→ ENTRIES SHOWN
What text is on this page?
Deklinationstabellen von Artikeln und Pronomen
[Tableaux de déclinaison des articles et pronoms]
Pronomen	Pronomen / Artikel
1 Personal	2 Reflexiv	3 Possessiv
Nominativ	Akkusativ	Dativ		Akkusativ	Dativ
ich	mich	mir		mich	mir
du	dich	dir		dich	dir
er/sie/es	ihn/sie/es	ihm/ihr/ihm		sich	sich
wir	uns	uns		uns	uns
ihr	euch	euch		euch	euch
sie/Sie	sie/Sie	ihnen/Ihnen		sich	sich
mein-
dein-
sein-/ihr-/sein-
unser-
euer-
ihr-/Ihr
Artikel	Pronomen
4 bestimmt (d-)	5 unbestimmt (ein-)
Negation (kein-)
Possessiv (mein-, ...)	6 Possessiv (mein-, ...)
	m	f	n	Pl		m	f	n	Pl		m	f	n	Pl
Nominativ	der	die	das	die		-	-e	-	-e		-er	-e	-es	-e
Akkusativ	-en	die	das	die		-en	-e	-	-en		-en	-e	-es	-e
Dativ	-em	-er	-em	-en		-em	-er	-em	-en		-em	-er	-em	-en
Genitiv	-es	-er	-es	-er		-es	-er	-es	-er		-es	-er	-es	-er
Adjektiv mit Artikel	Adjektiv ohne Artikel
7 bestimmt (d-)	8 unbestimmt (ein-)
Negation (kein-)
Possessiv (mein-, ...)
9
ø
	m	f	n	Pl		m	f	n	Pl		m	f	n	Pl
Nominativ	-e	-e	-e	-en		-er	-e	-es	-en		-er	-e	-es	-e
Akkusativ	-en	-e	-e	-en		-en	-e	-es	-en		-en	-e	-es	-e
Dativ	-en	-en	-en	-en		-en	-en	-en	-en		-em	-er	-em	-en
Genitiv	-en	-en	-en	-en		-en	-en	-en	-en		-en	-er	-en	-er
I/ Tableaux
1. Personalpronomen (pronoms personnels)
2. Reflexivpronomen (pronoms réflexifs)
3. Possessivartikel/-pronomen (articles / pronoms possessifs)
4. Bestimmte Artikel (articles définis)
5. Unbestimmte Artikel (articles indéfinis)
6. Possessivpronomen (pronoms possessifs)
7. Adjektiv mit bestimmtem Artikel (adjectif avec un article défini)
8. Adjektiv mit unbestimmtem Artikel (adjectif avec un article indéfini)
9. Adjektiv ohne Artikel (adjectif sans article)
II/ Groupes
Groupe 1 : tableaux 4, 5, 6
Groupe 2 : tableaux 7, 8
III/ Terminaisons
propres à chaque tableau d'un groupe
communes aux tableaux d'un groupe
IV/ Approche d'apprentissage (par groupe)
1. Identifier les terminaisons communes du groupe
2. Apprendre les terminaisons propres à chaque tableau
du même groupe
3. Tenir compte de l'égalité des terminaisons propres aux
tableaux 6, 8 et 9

→ WRITTEN EXERCISE
Each line of the material should be echoed exactly.

→ SOLUTION FOR THIS EXERCISE
What text is on this page?
Deklinationstabellen von Artikeln und Pronomen
[Tableaux de déclinaison des articles et pronoms]
Pronomen	Pronomen / Artikel
1 Personal	2 Reflexiv	3 Possessiv
Nominativ	Akkusativ	Dativ		Akkusativ	Dativ
ich	mich	mir		mich	mir
du	dich	dir		dich	dir
er/sie/es	ihn/sie/es	ihm/ihr/ihm		sich	sich
wir	uns	uns		uns	uns
ihr	euch	euch		euch	euch
sie/Sie	sie/Sie	ihnen/Ihnen		sich	sich
mein-
dein-
sein-/ihr-/sein-
unser-
euer-
ihr-/Ihr
Artikel	Pronomen
4 bestimmt (d-)	5 unbestimmt (ein-)
Negation (kein-)
Possessiv (mein-, ...)	6 Possessiv (mein-, ...)
	m	f	n	Pl		m	f	n	Pl		m	f	n	Pl
Nominativ	der	die	das	die		-	-e	-	-e		-er	-e	-es	-e
Akkusativ	-en	die	das	die		-en	-e	-	-en		-en	-e	-es	-e
Dativ	-em	-er	-em	-en		-em	-er	-em	-en		-em	-er	-em	-en
Genitiv	-es	-er	-es	-er		-es	-er	-es	-er		-es	-er	-es	-er
Adjektiv mit Artikel	Adjektiv ohne Artikel
7 bestimmt (d-)	8 unbestimmt (ein-)
Negation (kein-)
Possessiv (mein-, ...)
9
ø
	m	f	n	Pl		m	f	n	Pl		m	f	n	Pl
Nominativ	-e	-e	-e	-en		-er	-e	-es	-en		-er	-e	-es	-e
Akkusativ	-en	-e	-e	-en		-en	-e	-es	-en		-en	-e	-es	-e
Dativ	-en	-en	-en	-en		-en	-en	-en	-en		-em	-er	-em	-en
Genitiv	-en	-en	-en	-en		-en	-en	-en	-en		-en	-er	-en	-er
I/ Tableaux
1. Personalpronomen (pronoms personnels)
2. Reflexivpronomen (pronoms réflexifs)
3. Possessivartikel/-pronomen (articles / pronoms possessifs)
4. Bestimmte Artikel (articles définis)
5. Unbestimmte Artikel (articles indéfinis)
6. Possessivpronomen (pronoms possessifs)
7. Adjektiv mit bestimmtem Artikel (adjectif avec un article défini)
8. Adjektiv mit unbestimmtem Artikel (adjectif avec un article indéfini)
9. Adjektiv ohne Artikel (adjectif sans article)
II/ Groupes
Groupe 1 : tableaux 4, 5, 6
Groupe 2 : tableaux 7, 8
III/ Terminaisons
propres à chaque tableau d'un groupe
communes aux tableaux d'un groupe
IV/ Approche d'apprentissage (par groupe)
1. Identifier les terminaisons communes du groupe
2. Apprendre les terminaisons propres à chaque tableau
du même groupe
3. Tenir compte de l'égalité des terminaisons propres aux
tableaux 6, 8 et 9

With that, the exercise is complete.